-------- GIVEN ENTRIES --------

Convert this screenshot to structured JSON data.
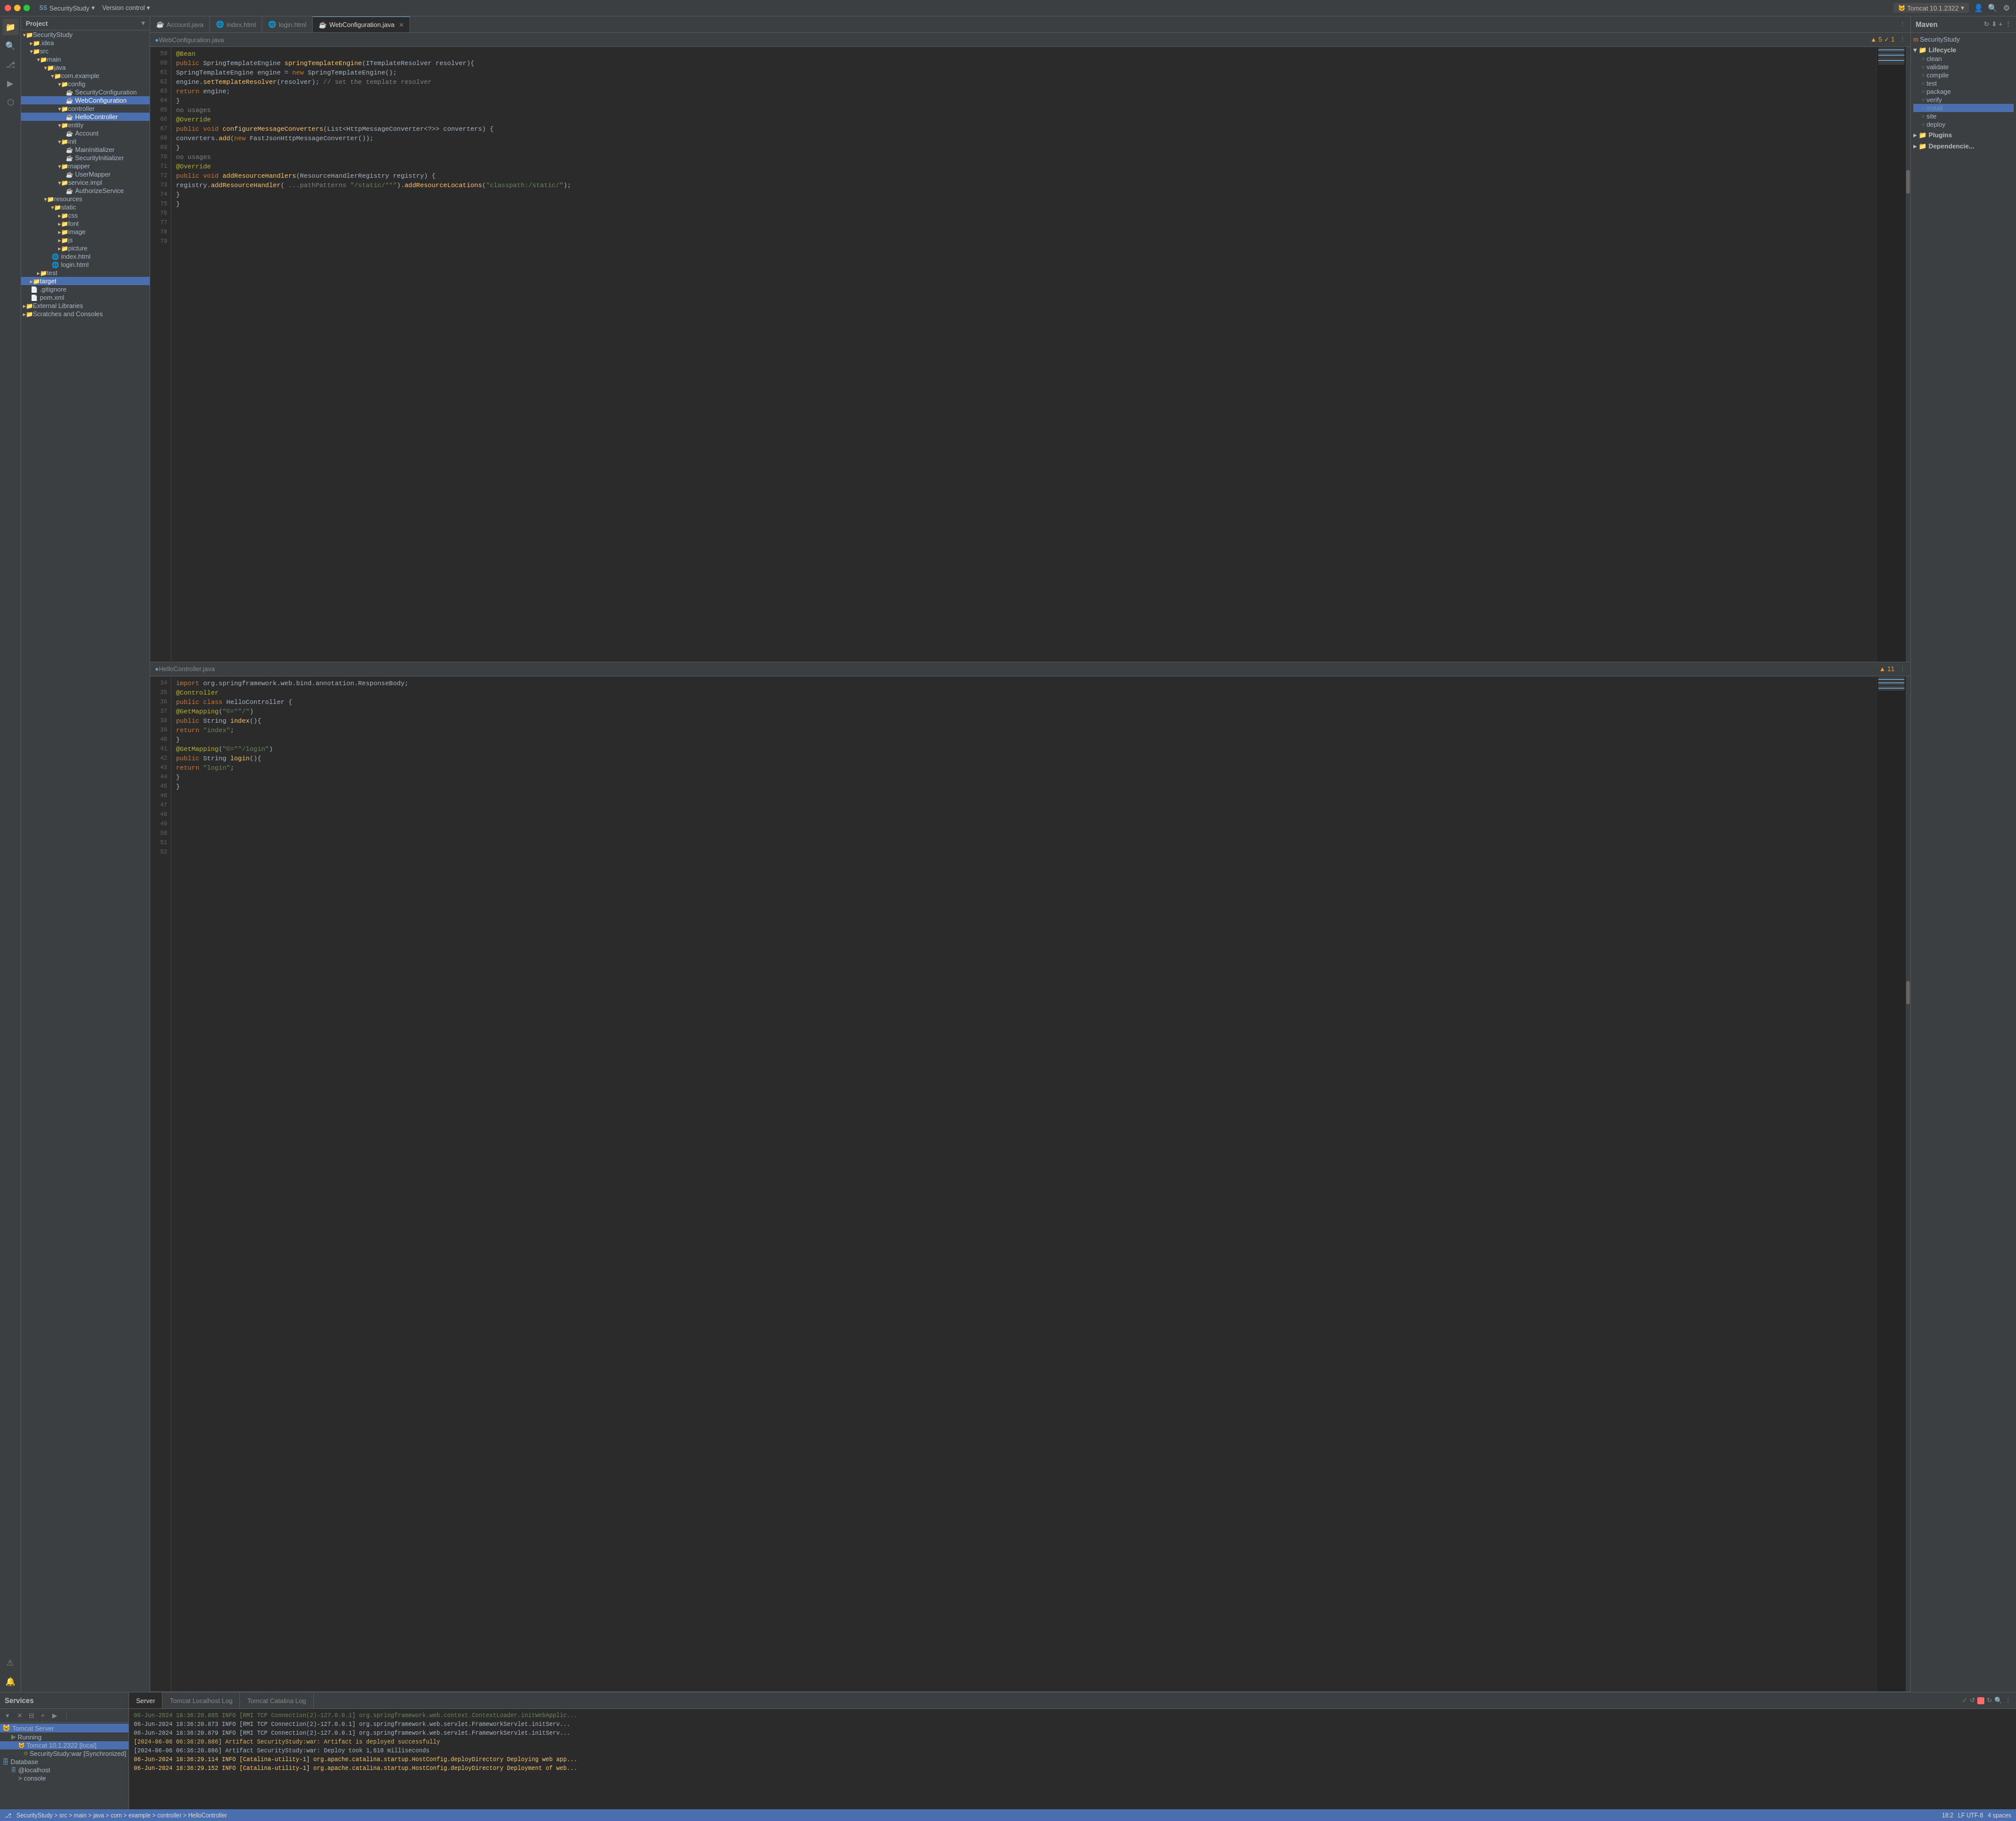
{
  "titleBar": {
    "projectName": "SecurityStudy",
    "versionControl": "Version control",
    "runConfig": "Tomcat 10.1.2322",
    "chevron": "▾"
  },
  "sidebar": {
    "header": "Project",
    "tree": [
      {
        "id": "root",
        "label": "SecurityStudy",
        "type": "root",
        "indent": 0,
        "expanded": true
      },
      {
        "id": "idea",
        "label": ".idea",
        "type": "folder",
        "indent": 1
      },
      {
        "id": "src",
        "label": "src",
        "type": "folder",
        "indent": 1,
        "expanded": true
      },
      {
        "id": "main",
        "label": "main",
        "type": "folder",
        "indent": 2,
        "expanded": true
      },
      {
        "id": "java",
        "label": "java",
        "type": "folder",
        "indent": 3,
        "expanded": true
      },
      {
        "id": "comexample",
        "label": "com.example",
        "type": "folder",
        "indent": 4,
        "expanded": true
      },
      {
        "id": "config",
        "label": "config",
        "type": "folder",
        "indent": 5,
        "expanded": true
      },
      {
        "id": "SecurityConfiguration",
        "label": "SecurityConfiguration",
        "type": "java",
        "indent": 6
      },
      {
        "id": "WebConfiguration",
        "label": "WebConfiguration",
        "type": "java",
        "indent": 6,
        "selected": true
      },
      {
        "id": "controller",
        "label": "controller",
        "type": "folder",
        "indent": 5,
        "expanded": true
      },
      {
        "id": "HelloController",
        "label": "HelloController",
        "type": "java",
        "indent": 6,
        "selected": true
      },
      {
        "id": "entity",
        "label": "entity",
        "type": "folder",
        "indent": 5,
        "expanded": true
      },
      {
        "id": "Account",
        "label": "Account",
        "type": "java",
        "indent": 6
      },
      {
        "id": "init",
        "label": "init",
        "type": "folder",
        "indent": 5,
        "expanded": true
      },
      {
        "id": "MainInitializer",
        "label": "MainInitializer",
        "type": "java",
        "indent": 6
      },
      {
        "id": "SecurityInitializer",
        "label": "SecurityInitializer",
        "type": "java",
        "indent": 6
      },
      {
        "id": "mapper",
        "label": "mapper",
        "type": "folder",
        "indent": 5,
        "expanded": true
      },
      {
        "id": "UserMapper",
        "label": "UserMapper",
        "type": "java",
        "indent": 6
      },
      {
        "id": "serviceimpl",
        "label": "service.impl",
        "type": "folder",
        "indent": 5,
        "expanded": true
      },
      {
        "id": "AuthorizeService",
        "label": "AuthorizeService",
        "type": "java",
        "indent": 6
      },
      {
        "id": "resources",
        "label": "resources",
        "type": "folder",
        "indent": 3,
        "expanded": true
      },
      {
        "id": "static",
        "label": "static",
        "type": "folder",
        "indent": 4,
        "expanded": true
      },
      {
        "id": "css",
        "label": "css",
        "type": "folder",
        "indent": 5
      },
      {
        "id": "font",
        "label": "font",
        "type": "folder",
        "indent": 5
      },
      {
        "id": "image",
        "label": "image",
        "type": "folder",
        "indent": 5
      },
      {
        "id": "js",
        "label": "js",
        "type": "folder",
        "indent": 5
      },
      {
        "id": "picture",
        "label": "picture",
        "type": "folder",
        "indent": 5
      },
      {
        "id": "indexhtml",
        "label": "index.html",
        "type": "html",
        "indent": 4
      },
      {
        "id": "loginhtml",
        "label": "login.html",
        "type": "html",
        "indent": 4
      },
      {
        "id": "test",
        "label": "test",
        "type": "folder",
        "indent": 2
      },
      {
        "id": "target",
        "label": "target",
        "type": "folder",
        "indent": 1,
        "selected": true
      },
      {
        "id": "gitignore",
        "label": ".gitignore",
        "type": "file",
        "indent": 1
      },
      {
        "id": "pomxml",
        "label": "pom.xml",
        "type": "xml",
        "indent": 1
      },
      {
        "id": "ExternalLibraries",
        "label": "External Libraries",
        "type": "folder",
        "indent": 0
      },
      {
        "id": "ScratchesConsoles",
        "label": "Scratches and Consoles",
        "type": "folder",
        "indent": 0
      }
    ]
  },
  "tabs": {
    "items": [
      {
        "id": "account",
        "label": "Account.java",
        "active": false,
        "modified": false
      },
      {
        "id": "index",
        "label": "index.html",
        "active": false,
        "modified": false
      },
      {
        "id": "login",
        "label": "login.html",
        "active": false,
        "modified": false
      },
      {
        "id": "webconfig",
        "label": "WebConfiguration.java",
        "active": true,
        "modified": false
      }
    ]
  },
  "webConfigEditor": {
    "filename": "WebConfiguration.java",
    "lines": [
      {
        "num": 59,
        "code": "    @Bean"
      },
      {
        "num": 60,
        "code": "    public SpringTemplateEngine springTemplateEngine(ITemplateResolver resolver){"
      },
      {
        "num": 61,
        "code": "        SpringTemplateEngine engine = new SpringTemplateEngine();"
      },
      {
        "num": 62,
        "code": "        engine.setTemplateResolver(resolver); // set the template resolver"
      },
      {
        "num": 63,
        "code": "        return engine;"
      },
      {
        "num": 64,
        "code": "    }"
      },
      {
        "num": 65,
        "code": ""
      },
      {
        "num": 66,
        "code": "    @Override"
      },
      {
        "num": 67,
        "code": "    public void configureMessageConverters(List<HttpMessageConverter<?>> converters) {"
      },
      {
        "num": 68,
        "code": "        converters.add(new FastJsonHttpMessageConverter());"
      },
      {
        "num": 69,
        "code": "    }"
      },
      {
        "num": 70,
        "code": ""
      },
      {
        "num": 71,
        "code": "    @Override"
      },
      {
        "num": 72,
        "code": "    public void addResourceHandlers(ResourceHandlerRegistry registry) {"
      },
      {
        "num": 73,
        "code": "        registry.addResourceHandler( ...pathPatterns  \"/static/**\").addResourceLocations(\"classpath:/static/\");"
      },
      {
        "num": 74,
        "code": "    }"
      },
      {
        "num": 75,
        "code": ""
      },
      {
        "num": 76,
        "code": ""
      },
      {
        "num": 77,
        "code": ""
      },
      {
        "num": 78,
        "code": "    }"
      },
      {
        "num": 79,
        "code": ""
      }
    ],
    "warnings": "▲ 5  ✓ 1"
  },
  "helloControllerEditor": {
    "filename": "HelloController.java",
    "lines": [
      {
        "num": 34,
        "code": "import org.springframework.web.bind.annotation.ResponseBody;"
      },
      {
        "num": 35,
        "code": ""
      },
      {
        "num": 36,
        "code": "@Controller"
      },
      {
        "num": 37,
        "code": "public class HelloController {"
      },
      {
        "num": 38,
        "code": ""
      },
      {
        "num": 39,
        "code": ""
      },
      {
        "num": 40,
        "code": ""
      },
      {
        "num": 41,
        "code": "    @GetMapping(\"©=\"/\")"
      },
      {
        "num": 42,
        "code": "    public String index(){"
      },
      {
        "num": 43,
        "code": "        return \"index\";"
      },
      {
        "num": 44,
        "code": "    }"
      },
      {
        "num": 45,
        "code": ""
      },
      {
        "num": 46,
        "code": ""
      },
      {
        "num": 47,
        "code": "    @GetMapping(\"©=\"/login\")"
      },
      {
        "num": 48,
        "code": "    public String login(){"
      },
      {
        "num": 49,
        "code": "        return \"login\";"
      },
      {
        "num": 50,
        "code": "    }"
      },
      {
        "num": 51,
        "code": ""
      },
      {
        "num": 52,
        "code": "    }"
      }
    ],
    "warnings": "▲ 11"
  },
  "maven": {
    "header": "Maven",
    "tree": {
      "root": "SecurityStudy",
      "lifecycle": {
        "label": "Lifecycle",
        "items": [
          "clean",
          "validate",
          "compile",
          "test",
          "package",
          "verify",
          "install",
          "site",
          "deploy"
        ]
      },
      "plugins": "Plugins",
      "dependencies": "Dependencie..."
    }
  },
  "services": {
    "header": "Services",
    "tomcat": {
      "label": "Tomcat Server",
      "running": "Running",
      "instance": "Tomcat 10.1.2322 [local]",
      "war": "SecurityStudy:war [Synchronized]"
    },
    "database": {
      "label": "Database",
      "host": "@localhost",
      "console": "console"
    }
  },
  "consoleTabs": {
    "items": [
      "Server",
      "Tomcat Localhost Log",
      "Tomcat Catalina Log"
    ]
  },
  "consoleLog": {
    "lines": [
      {
        "type": "success",
        "text": "06-Jun-2024 18:36:20.865 INFO [RMI TCP Connection(2)-127.0.0.1] org.springframework.web.context.ContextLoader.initWebApplic..."
      },
      {
        "type": "info",
        "text": "06-Jun-2024 18:36:20.873 INFO [RMI TCP Connection(2)-127.0.0.1] org.springframework.web.servlet.FrameworkServlet.initServ..."
      },
      {
        "type": "info",
        "text": "06-Jun-2024 18:36:20.879 INFO [RMI TCP Connection(2)-127.0.0.1] org.springframework.web.servlet.FrameworkServlet.initServ..."
      },
      {
        "type": "warn",
        "text": "[2024-06-06 06:36:20.886] Artifact SecurityStudy:war: Artifact is deployed successfully"
      },
      {
        "type": "info",
        "text": "[2024-06-06 06:36:20.886] Artifact SecurityStudy:war: Deploy took 1,610 milliseconds"
      },
      {
        "type": "highlight",
        "text": "06-Jun-2024 18:36:29.114 INFO [Catalina-utility-1] org.apache.catalina.startup.HostConfig.deployDirectory Deploying web app..."
      },
      {
        "type": "highlight",
        "text": "06-Jun-2024 18:36:29.152 INFO [Catalina-utility-1] org.apache.catalina.startup.HostConfig.deployDirectory Deployment of web..."
      }
    ]
  },
  "statusBar": {
    "breadcrumb": "SecurityStudy > src > main > java > com > example > controller > HelloController",
    "position": "18:2",
    "encoding": "LF  UTF-8",
    "indent": "4 spaces"
  }
}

--------

> [TO DO]
Only lines that contain the word "String" are wanted; copy each of them.

> [WRITTEN ANSWER]
        "code": "    public String index(){"
        "code": "    public String login(){"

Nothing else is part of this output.